▶ [TASK DETAILS]:
Your task is to transcribe all of the data below exactly, omitting the images.

Collected data
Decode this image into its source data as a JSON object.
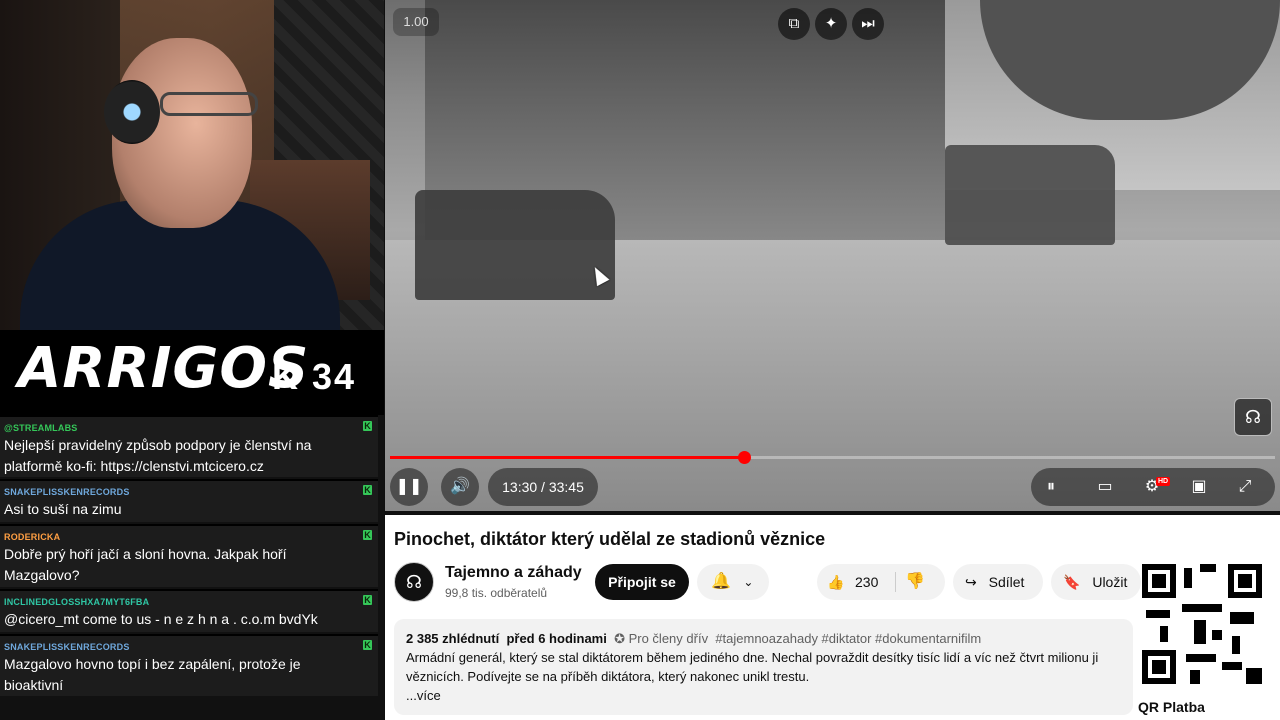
{
  "stream": {
    "brand_logo": "ARRIGOS",
    "brand_code": "K 34"
  },
  "chat": [
    {
      "user": "@STREAMLABS",
      "user_color": "#35c759",
      "text": "Nejlepší pravidelný způsob podpory je členství na platformě ko-fi: https://clenstvi.mtcicero.cz"
    },
    {
      "user": "SNAKEPLISSKENRECORDS",
      "user_color": "#6fa8dc",
      "text": "Asi to suší na zimu"
    },
    {
      "user": "RODERICKA",
      "user_color": "#ff9f43",
      "text": "Dobře prý hoří jačí a sloní hovna. Jakpak hoří Mazgalovo?"
    },
    {
      "user": "INCLINEDGLOSSHXA7MYT6FBA",
      "user_color": "#2fc6a4",
      "text": "@cicero_mt come to us - n e z h n a . c.o.m bvdYk"
    },
    {
      "user": "SNAKEPLISSKENRECORDS",
      "user_color": "#6fa8dc",
      "text": "Mazgalovo hovno topí i bez zapálení, protože je bioaktivní"
    }
  ],
  "player": {
    "speed": "1.00",
    "time": "13:30 / 33:45",
    "progress": 0.4,
    "icons": {
      "miniplayer": "miniplayer-icon",
      "ai": "sparkle-icon",
      "next": "next-icon",
      "pause": "pause-icon",
      "volume": "volume-icon",
      "autoplay": "autoplay-toggle-icon",
      "subtitles": "subtitles-icon",
      "settings": "settings-icon",
      "theater": "theater-icon",
      "fullscreen": "fullscreen-icon"
    },
    "hd_badge": "HD"
  },
  "video": {
    "title": "Pinochet, diktátor který udělal ze stadionů věznice",
    "channel_name": "Tajemno a záhady",
    "subscribers": "99,8 tis. odběratelů",
    "join_label": "Připojit se",
    "likes": "230",
    "share_label": "Sdílet",
    "save_label": "Uložit",
    "views": "2 385 zhlédnutí",
    "age": "před 6 hodinami",
    "members_label": "Pro členy dřív",
    "tags": "#tajemnoazahady #diktator #dokumentarnifilm",
    "description": "Armádní generál, který se stal diktátorem během jediného dne. Nechal povraždit desítky tisíc lidí a víc než čtvrt milionu ji věznicích. Podívejte se na příběh diktátora, který nakonec unikl trestu.",
    "more_label": "...více"
  },
  "overlay": {
    "qr_label": "QR Platba"
  }
}
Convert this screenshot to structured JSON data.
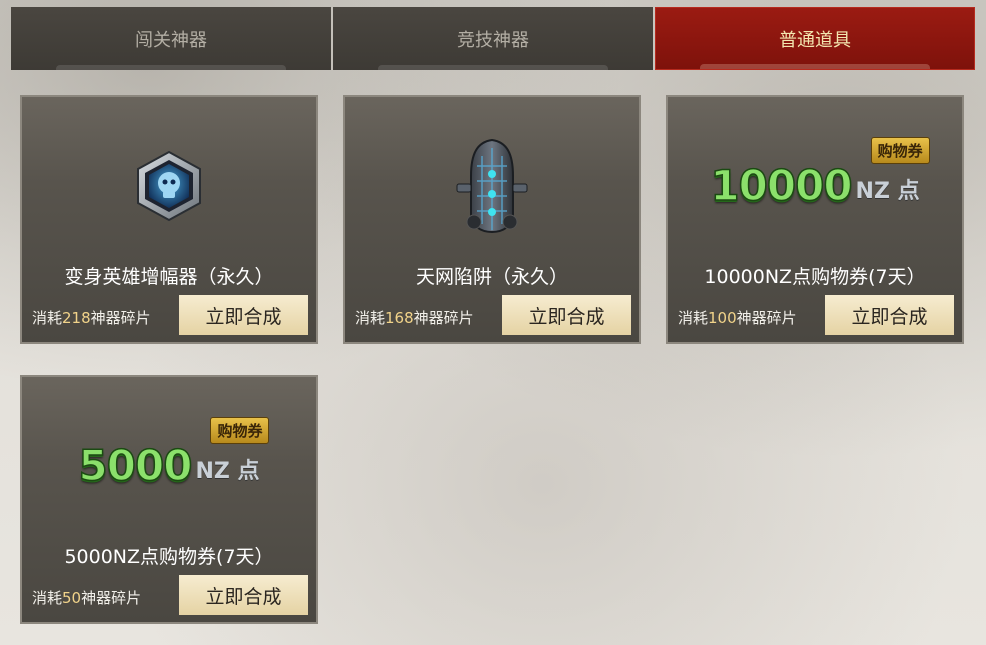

▶ [WORKED SOLUTION]:
Decode this image into its source data as a JSON object.
{
  "stream": {
    "brand_logo": "ARRIGOS",
    "brand_code": "K 34"
  },
  "chat": [
    {
      "user": "@STREAMLABS",
      "user_color": "#35c759",
      "text": "Nejlepší pravidelný způsob podpory je členství na platformě ko-fi: https://clenstvi.mtcicero.cz"
    },
    {
      "user": "SNAKEPLISSKENRECORDS",
      "user_color": "#6fa8dc",
      "text": "Asi to suší na zimu"
    },
    {
      "user": "RODERICKA",
      "user_color": "#ff9f43",
      "text": "Dobře prý hoří jačí a sloní hovna. Jakpak hoří Mazgalovo?"
    },
    {
      "user": "INCLINEDGLOSSHXA7MYT6FBA",
      "user_color": "#2fc6a4",
      "text": "@cicero_mt come to us - n e z h n a . c.o.m bvdYk"
    },
    {
      "user": "SNAKEPLISSKENRECORDS",
      "user_color": "#6fa8dc",
      "text": "Mazgalovo hovno topí i bez zapálení, protože je bioaktivní"
    }
  ],
  "player": {
    "speed": "1.00",
    "time": "13:30 / 33:45",
    "progress": 0.4,
    "icons": {
      "miniplayer": "miniplayer-icon",
      "ai": "sparkle-icon",
      "next": "next-icon",
      "pause": "pause-icon",
      "volume": "volume-icon",
      "autoplay": "autoplay-toggle-icon",
      "subtitles": "subtitles-icon",
      "settings": "settings-icon",
      "theater": "theater-icon",
      "fullscreen": "fullscreen-icon"
    },
    "hd_badge": "HD"
  },
  "video": {
    "title": "Pinochet, diktátor který udělal ze stadionů věznice",
    "channel_name": "Tajemno a záhady",
    "subscribers": "99,8 tis. odběratelů",
    "join_label": "Připojit se",
    "likes": "230",
    "share_label": "Sdílet",
    "save_label": "Uložit",
    "views": "2 385 zhlédnutí",
    "age": "před 6 hodinami",
    "members_label": "Pro členy dřív",
    "tags": "#tajemnoazahady #diktator #dokumentarnifilm",
    "description": "Armádní generál, který se stal diktátorem během jediného dne. Nechal povraždit desítky tisíc lidí a víc než čtvrt milionu ji věznicích. Podívejte se na příběh diktátora, který nakonec unikl trestu.",
    "more_label": "...více"
  },
  "overlay": {
    "qr_label": "QR Platba"
  }
}
Convert this screenshot to structured JSON data.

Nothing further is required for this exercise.